# Task description:
Retype every line of the records below with no changes, keeping each character as it stands.

Records of where elements appear:
※

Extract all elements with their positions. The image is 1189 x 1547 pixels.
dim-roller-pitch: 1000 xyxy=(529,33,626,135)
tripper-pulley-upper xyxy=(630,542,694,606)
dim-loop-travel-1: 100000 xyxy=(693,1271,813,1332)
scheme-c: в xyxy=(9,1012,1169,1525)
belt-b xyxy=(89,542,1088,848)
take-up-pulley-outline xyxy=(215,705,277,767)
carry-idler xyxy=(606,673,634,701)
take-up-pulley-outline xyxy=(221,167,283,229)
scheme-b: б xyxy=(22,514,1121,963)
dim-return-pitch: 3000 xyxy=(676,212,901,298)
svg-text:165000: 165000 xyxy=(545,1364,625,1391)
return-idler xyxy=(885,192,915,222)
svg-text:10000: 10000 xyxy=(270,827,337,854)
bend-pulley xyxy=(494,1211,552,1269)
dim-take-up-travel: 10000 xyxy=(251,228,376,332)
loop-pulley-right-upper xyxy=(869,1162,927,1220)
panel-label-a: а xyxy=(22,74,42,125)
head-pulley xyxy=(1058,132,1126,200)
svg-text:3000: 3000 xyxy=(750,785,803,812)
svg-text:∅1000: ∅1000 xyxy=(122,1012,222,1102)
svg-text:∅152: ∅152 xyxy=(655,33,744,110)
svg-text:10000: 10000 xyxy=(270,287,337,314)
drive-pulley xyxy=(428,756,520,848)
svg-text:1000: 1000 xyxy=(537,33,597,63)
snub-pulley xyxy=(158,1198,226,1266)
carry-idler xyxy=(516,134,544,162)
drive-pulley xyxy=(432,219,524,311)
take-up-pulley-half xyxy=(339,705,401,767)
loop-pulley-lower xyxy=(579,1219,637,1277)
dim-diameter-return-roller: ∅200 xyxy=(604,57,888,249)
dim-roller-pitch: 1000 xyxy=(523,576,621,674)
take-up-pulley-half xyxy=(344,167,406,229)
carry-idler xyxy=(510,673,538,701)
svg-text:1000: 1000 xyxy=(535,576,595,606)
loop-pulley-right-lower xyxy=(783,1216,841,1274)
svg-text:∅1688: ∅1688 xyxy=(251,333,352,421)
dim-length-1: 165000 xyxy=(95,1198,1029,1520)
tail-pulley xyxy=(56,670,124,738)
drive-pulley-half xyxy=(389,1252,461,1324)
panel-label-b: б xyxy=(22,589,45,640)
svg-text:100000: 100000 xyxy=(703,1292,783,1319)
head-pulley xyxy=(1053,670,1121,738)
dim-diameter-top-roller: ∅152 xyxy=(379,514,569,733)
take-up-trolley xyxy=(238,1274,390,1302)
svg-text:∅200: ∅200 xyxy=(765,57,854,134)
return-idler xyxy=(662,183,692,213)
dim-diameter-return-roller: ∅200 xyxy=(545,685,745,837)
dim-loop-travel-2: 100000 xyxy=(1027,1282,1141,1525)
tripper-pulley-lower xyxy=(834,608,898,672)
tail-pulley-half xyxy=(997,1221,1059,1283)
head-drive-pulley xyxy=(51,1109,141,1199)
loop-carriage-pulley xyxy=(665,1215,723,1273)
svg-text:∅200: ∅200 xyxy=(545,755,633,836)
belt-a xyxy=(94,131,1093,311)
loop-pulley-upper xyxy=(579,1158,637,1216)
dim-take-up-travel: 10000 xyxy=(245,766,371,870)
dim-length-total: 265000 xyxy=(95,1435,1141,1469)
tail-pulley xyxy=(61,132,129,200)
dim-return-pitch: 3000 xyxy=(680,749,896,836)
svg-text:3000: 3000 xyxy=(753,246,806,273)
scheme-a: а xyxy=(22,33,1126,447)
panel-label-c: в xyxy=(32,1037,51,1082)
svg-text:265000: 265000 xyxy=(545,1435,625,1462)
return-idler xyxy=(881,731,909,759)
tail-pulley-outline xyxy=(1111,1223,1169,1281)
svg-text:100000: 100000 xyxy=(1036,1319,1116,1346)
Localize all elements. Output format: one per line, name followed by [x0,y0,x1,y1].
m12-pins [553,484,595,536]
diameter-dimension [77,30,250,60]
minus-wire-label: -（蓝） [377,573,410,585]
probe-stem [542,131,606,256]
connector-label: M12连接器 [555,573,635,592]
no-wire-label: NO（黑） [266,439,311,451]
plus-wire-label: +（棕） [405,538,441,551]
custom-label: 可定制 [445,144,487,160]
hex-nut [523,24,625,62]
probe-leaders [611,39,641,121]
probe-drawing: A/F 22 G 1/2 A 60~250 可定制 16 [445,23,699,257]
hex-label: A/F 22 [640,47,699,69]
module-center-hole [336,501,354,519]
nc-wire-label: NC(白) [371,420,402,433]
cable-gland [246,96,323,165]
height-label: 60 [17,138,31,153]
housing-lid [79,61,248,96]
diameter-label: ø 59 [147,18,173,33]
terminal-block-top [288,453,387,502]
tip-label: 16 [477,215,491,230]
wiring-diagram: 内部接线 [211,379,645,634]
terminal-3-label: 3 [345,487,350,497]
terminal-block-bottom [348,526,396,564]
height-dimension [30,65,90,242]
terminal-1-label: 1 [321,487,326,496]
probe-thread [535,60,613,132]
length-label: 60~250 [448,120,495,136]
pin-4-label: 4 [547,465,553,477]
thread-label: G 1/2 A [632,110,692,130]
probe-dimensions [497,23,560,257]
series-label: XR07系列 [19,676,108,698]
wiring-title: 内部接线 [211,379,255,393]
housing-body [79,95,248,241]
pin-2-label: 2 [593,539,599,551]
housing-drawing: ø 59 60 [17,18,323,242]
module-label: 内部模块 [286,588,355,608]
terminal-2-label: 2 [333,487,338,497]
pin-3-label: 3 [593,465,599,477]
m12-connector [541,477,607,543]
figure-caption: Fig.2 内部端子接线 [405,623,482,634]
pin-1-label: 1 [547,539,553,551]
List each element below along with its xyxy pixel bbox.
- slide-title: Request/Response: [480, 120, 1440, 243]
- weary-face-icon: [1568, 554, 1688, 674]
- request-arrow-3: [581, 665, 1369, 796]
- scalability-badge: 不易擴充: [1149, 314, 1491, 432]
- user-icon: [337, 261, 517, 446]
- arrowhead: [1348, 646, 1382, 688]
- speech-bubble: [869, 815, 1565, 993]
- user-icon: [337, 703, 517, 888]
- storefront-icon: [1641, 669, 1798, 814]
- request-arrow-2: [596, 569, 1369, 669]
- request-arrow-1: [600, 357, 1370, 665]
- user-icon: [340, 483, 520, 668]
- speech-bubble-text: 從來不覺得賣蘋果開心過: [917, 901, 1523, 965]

※

# Answer to the exercise:
Extract all elements with their positions. The image is 1189 x 1547 pixels.
dim-roller-pitch: 1000 xyxy=(529,33,626,135)
tripper-pulley-upper xyxy=(630,542,694,606)
dim-loop-travel-1: 100000 xyxy=(693,1271,813,1332)
scheme-c: в xyxy=(9,1012,1169,1525)
belt-b xyxy=(89,542,1088,848)
take-up-pulley-outline xyxy=(215,705,277,767)
carry-idler xyxy=(606,673,634,701)
take-up-pulley-outline xyxy=(221,167,283,229)
scheme-b: б xyxy=(22,514,1121,963)
dim-return-pitch: 3000 xyxy=(676,212,901,298)
svg-text:165000: 165000 xyxy=(545,1364,625,1391)
return-idler xyxy=(885,192,915,222)
svg-text:10000: 10000 xyxy=(270,827,337,854)
bend-pulley xyxy=(494,1211,552,1269)
dim-take-up-travel: 10000 xyxy=(251,228,376,332)
loop-pulley-right-upper xyxy=(869,1162,927,1220)
panel-label-a: а xyxy=(22,74,42,125)
head-pulley xyxy=(1058,132,1126,200)
svg-text:3000: 3000 xyxy=(750,785,803,812)
svg-text:∅1000: ∅1000 xyxy=(122,1012,222,1102)
svg-text:∅152: ∅152 xyxy=(655,33,744,110)
svg-text:10000: 10000 xyxy=(270,287,337,314)
drive-pulley xyxy=(428,756,520,848)
svg-text:1000: 1000 xyxy=(537,33,597,63)
snub-pulley xyxy=(158,1198,226,1266)
carry-idler xyxy=(516,134,544,162)
drive-pulley xyxy=(432,219,524,311)
take-up-pulley-half xyxy=(339,705,401,767)
loop-pulley-lower xyxy=(579,1219,637,1277)
dim-diameter-return-roller: ∅200 xyxy=(604,57,888,249)
dim-roller-pitch: 1000 xyxy=(523,576,621,674)
take-up-pulley-half xyxy=(344,167,406,229)
carry-idler xyxy=(510,673,538,701)
svg-text:1000: 1000 xyxy=(535,576,595,606)
loop-pulley-right-lower xyxy=(783,1216,841,1274)
svg-text:∅1688: ∅1688 xyxy=(251,333,352,421)
dim-length-1: 165000 xyxy=(95,1198,1029,1520)
tail-pulley xyxy=(56,670,124,738)
drive-pulley-half xyxy=(389,1252,461,1324)
panel-label-b: б xyxy=(22,589,45,640)
svg-text:100000: 100000 xyxy=(703,1292,783,1319)
head-pulley xyxy=(1053,670,1121,738)
dim-diameter-top-roller: ∅152 xyxy=(379,514,569,733)
take-up-trolley xyxy=(238,1274,390,1302)
svg-text:∅200: ∅200 xyxy=(765,57,854,134)
return-idler xyxy=(662,183,692,213)
dim-diameter-return-roller: ∅200 xyxy=(545,685,745,837)
dim-loop-travel-2: 100000 xyxy=(1027,1282,1141,1525)
tripper-pulley-lower xyxy=(834,608,898,672)
tail-pulley-half xyxy=(997,1221,1059,1283)
head-drive-pulley xyxy=(51,1109,141,1199)
loop-carriage-pulley xyxy=(665,1215,723,1273)
svg-text:∅200: ∅200 xyxy=(545,755,633,836)
belt-a xyxy=(94,131,1093,311)
loop-pulley-upper xyxy=(579,1158,637,1216)
dim-take-up-travel: 10000 xyxy=(245,766,371,870)
dim-length-total: 265000 xyxy=(95,1435,1141,1469)
tail-pulley xyxy=(61,132,129,200)
dim-return-pitch: 3000 xyxy=(680,749,896,836)
svg-text:3000: 3000 xyxy=(753,246,806,273)
scheme-a: а xyxy=(22,33,1126,447)
panel-label-c: в xyxy=(32,1037,51,1082)
svg-text:265000: 265000 xyxy=(545,1435,625,1462)
return-idler xyxy=(881,731,909,759)
tail-pulley-outline xyxy=(1111,1223,1169,1281)
svg-text:100000: 100000 xyxy=(1036,1319,1116,1346)
Localize all elements. Output format: one per line, name followed by [x0,y0,x1,y1].
m12-pins [553,484,595,536]
diameter-dimension [77,30,250,60]
minus-wire-label: -（蓝） [377,573,410,585]
probe-stem [542,131,606,256]
connector-label: M12连接器 [555,573,635,592]
no-wire-label: NO（黑） [266,439,311,451]
plus-wire-label: +（棕） [405,538,441,551]
custom-label: 可定制 [445,144,487,160]
hex-nut [523,24,625,62]
probe-leaders [611,39,641,121]
probe-drawing: A/F 22 G 1/2 A 60~250 可定制 16 [445,23,699,257]
hex-label: A/F 22 [640,47,699,69]
module-center-hole [336,501,354,519]
nc-wire-label: NC(白) [371,420,402,433]
cable-gland [246,96,323,165]
height-label: 60 [17,138,31,153]
housing-lid [79,61,248,96]
diameter-label: ø 59 [147,18,173,33]
terminal-block-top [288,453,387,502]
tip-label: 16 [477,215,491,230]
wiring-diagram: 内部接线 [211,379,645,634]
terminal-3-label: 3 [345,487,350,497]
terminal-block-bottom [348,526,396,564]
height-dimension [30,65,90,242]
terminal-1-label: 1 [321,487,326,496]
probe-thread [535,60,613,132]
length-label: 60~250 [448,120,495,136]
pin-4-label: 4 [547,465,553,477]
thread-label: G 1/2 A [632,110,692,130]
probe-dimensions [497,23,560,257]
series-label: XR07系列 [19,676,108,698]
wiring-title: 内部接线 [211,379,255,393]
housing-body [79,95,248,241]
pin-2-label: 2 [593,539,599,551]
housing-drawing: ø 59 60 [17,18,323,242]
module-label: 内部模块 [286,588,355,608]
terminal-2-label: 2 [333,487,338,497]
pin-3-label: 3 [593,465,599,477]
m12-connector [541,477,607,543]
figure-caption: Fig.2 内部端子接线 [405,623,482,634]
pin-1-label: 1 [547,539,553,551]
List each element below along with its xyxy pixel bbox.
- slide-title: Request/Response: [480, 120, 1440, 243]
- weary-face-icon: [1568, 554, 1688, 674]
- request-arrow-3: [581, 665, 1369, 796]
- scalability-badge: 不易擴充: [1149, 314, 1491, 432]
- user-icon: [337, 261, 517, 446]
- arrowhead: [1348, 646, 1382, 688]
- speech-bubble: [869, 815, 1565, 993]
- user-icon: [337, 703, 517, 888]
- storefront-icon: [1641, 669, 1798, 814]
- request-arrow-2: [596, 569, 1369, 669]
- request-arrow-1: [600, 357, 1370, 665]
- user-icon: [340, 483, 520, 668]
- speech-bubble-text: 從來不覺得賣蘋果開心過: [917, 901, 1523, 965]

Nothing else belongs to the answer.